Everything from the line with "What text is on this page?" through the last line of the records below should be copied exactly, both ends included.

- _Records from a data source_
════
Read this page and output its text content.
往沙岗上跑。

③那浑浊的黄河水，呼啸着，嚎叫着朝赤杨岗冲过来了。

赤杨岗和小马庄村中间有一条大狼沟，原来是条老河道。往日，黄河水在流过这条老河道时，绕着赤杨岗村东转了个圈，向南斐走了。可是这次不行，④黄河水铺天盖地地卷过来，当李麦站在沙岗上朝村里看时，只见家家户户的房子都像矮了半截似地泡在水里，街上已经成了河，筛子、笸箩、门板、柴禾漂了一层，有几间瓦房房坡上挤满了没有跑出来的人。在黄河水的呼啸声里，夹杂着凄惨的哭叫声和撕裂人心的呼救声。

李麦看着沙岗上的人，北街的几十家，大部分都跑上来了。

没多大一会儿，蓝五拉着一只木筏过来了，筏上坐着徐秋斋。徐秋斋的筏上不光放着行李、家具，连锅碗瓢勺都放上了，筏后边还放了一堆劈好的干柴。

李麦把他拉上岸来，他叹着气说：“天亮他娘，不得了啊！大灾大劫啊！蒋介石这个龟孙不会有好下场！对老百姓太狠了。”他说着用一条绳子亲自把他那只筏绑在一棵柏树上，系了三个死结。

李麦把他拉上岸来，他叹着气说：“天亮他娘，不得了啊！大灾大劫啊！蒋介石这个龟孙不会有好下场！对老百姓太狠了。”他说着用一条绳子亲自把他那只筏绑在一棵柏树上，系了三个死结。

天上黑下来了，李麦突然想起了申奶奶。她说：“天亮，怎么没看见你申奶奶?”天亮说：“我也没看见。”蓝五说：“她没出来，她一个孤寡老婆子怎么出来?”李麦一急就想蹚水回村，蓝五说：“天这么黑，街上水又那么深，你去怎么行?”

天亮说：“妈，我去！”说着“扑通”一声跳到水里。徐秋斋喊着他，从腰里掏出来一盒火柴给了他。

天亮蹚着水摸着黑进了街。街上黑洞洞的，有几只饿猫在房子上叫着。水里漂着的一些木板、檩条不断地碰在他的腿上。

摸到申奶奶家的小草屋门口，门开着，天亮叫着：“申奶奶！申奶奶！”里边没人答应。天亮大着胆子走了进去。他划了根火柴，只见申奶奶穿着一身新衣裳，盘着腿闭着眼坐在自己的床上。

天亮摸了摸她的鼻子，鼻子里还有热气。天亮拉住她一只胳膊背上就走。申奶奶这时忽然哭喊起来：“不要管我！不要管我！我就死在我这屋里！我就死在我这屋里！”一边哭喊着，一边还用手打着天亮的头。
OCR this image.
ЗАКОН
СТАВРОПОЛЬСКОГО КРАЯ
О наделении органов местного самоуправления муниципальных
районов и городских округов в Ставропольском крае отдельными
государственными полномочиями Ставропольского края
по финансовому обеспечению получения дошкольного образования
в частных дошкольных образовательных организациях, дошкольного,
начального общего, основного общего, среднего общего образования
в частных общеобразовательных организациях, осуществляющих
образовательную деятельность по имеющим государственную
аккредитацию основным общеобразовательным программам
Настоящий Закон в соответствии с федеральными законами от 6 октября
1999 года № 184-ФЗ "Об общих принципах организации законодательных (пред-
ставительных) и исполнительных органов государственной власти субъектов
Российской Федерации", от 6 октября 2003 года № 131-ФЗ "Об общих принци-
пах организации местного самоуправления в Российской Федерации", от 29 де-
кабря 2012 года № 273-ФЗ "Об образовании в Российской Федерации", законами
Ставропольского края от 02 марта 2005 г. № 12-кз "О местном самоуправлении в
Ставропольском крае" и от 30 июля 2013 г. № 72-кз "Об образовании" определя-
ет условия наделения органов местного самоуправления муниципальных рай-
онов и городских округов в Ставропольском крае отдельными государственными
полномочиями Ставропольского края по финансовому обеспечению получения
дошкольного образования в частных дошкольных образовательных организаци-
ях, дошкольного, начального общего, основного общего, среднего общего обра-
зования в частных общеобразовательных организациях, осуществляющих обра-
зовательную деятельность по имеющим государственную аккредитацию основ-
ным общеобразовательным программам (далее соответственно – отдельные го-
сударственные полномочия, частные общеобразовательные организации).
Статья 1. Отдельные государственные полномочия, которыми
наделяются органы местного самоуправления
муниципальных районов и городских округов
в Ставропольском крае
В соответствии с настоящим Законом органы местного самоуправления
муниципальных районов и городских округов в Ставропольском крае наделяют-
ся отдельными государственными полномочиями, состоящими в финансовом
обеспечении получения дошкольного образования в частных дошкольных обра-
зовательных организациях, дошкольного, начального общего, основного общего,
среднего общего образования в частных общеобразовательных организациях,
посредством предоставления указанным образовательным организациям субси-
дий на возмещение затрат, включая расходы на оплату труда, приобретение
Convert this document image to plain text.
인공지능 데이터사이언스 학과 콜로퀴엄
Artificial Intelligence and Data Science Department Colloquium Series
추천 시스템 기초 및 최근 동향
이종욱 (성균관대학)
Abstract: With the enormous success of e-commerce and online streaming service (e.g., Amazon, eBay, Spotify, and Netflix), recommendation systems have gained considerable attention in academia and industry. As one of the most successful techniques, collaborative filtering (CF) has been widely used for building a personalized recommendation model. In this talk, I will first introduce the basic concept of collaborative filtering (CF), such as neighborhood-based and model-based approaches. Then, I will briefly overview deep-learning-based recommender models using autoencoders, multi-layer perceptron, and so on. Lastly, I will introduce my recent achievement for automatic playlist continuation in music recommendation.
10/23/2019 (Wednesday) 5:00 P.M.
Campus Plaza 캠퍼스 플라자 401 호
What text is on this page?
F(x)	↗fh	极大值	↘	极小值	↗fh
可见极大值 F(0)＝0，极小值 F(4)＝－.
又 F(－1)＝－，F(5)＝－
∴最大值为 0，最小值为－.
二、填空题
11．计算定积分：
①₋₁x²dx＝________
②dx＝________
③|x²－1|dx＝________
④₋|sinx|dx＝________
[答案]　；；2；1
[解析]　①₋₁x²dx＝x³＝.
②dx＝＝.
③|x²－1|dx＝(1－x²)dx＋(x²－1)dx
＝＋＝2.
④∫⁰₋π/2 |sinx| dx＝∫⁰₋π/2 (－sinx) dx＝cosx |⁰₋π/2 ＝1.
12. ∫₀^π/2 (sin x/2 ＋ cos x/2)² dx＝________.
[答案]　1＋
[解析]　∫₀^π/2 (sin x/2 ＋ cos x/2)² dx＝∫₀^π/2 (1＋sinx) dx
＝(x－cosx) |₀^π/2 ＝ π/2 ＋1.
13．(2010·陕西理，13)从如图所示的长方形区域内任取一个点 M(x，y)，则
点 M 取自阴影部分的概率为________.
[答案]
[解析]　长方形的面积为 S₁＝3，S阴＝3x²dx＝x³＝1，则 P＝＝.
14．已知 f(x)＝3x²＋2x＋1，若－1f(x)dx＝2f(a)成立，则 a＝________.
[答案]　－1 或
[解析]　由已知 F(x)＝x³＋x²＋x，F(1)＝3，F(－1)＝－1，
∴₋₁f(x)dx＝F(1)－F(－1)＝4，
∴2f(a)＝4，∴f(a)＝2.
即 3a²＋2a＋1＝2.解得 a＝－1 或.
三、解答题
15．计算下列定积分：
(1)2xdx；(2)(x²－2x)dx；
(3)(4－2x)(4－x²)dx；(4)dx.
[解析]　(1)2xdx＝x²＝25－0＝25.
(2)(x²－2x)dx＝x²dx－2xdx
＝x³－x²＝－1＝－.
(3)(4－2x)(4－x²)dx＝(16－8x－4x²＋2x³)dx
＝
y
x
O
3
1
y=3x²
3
════
- _Written solution_
What text is on this page?
F(x)	↗fh	极大值	↘	极小值	↗fh
可见极大值 F(0)＝0，极小值 F(4)＝－.
又 F(－1)＝－，F(5)＝－
∴最大值为 0，最小值为－.
二、填空题
11．计算定积分：
①₋₁x²dx＝________
②dx＝________
③|x²－1|dx＝________
④₋|sinx|dx＝________
[答案]　；；2；1
[解析]　①₋₁x²dx＝x³＝.
②dx＝＝.
③|x²－1|dx＝(1－x²)dx＋(x²－1)dx
＝＋＝2.
④∫⁰₋π/2 |sinx| dx＝∫⁰₋π/2 (－sinx) dx＝cosx |⁰₋π/2 ＝1.
12. ∫₀^π/2 (sin x/2 ＋ cos x/2)² dx＝________.
[答案]　1＋
[解析]　∫₀^π/2 (sin x/2 ＋ cos x/2)² dx＝∫₀^π/2 (1＋sinx) dx
＝(x－cosx) |₀^π/2 ＝ π/2 ＋1.
13．(2010·陕西理，13)从如图所示的长方形区域内任取一个点 M(x，y)，则
点 M 取自阴影部分的概率为________.
[答案]
[解析]　长方形的面积为 S₁＝3，S阴＝3x²dx＝x³＝1，则 P＝＝.
14．已知 f(x)＝3x²＋2x＋1，若－1f(x)dx＝2f(a)成立，则 a＝________.
[答案]　－1 或
[解析]　由已知 F(x)＝x³＋x²＋x，F(1)＝3，F(－1)＝－1，
∴₋₁f(x)dx＝F(1)－F(－1)＝4，
∴2f(a)＝4，∴f(a)＝2.
即 3a²＋2a＋1＝2.解得 a＝－1 或.
三、解答题
15．计算下列定积分：
(1)2xdx；(2)(x²－2x)dx；
(3)(4－2x)(4－x²)dx；(4)dx.
[解析]　(1)2xdx＝x²＝25－0＝25.
(2)(x²－2x)dx＝x²dx－2xdx
＝x³－x²＝－1＝－.
(3)(4－2x)(4－x²)dx＝(16－8x－4x²＋2x³)dx
＝
y
x
O
3
1
y=3x²
3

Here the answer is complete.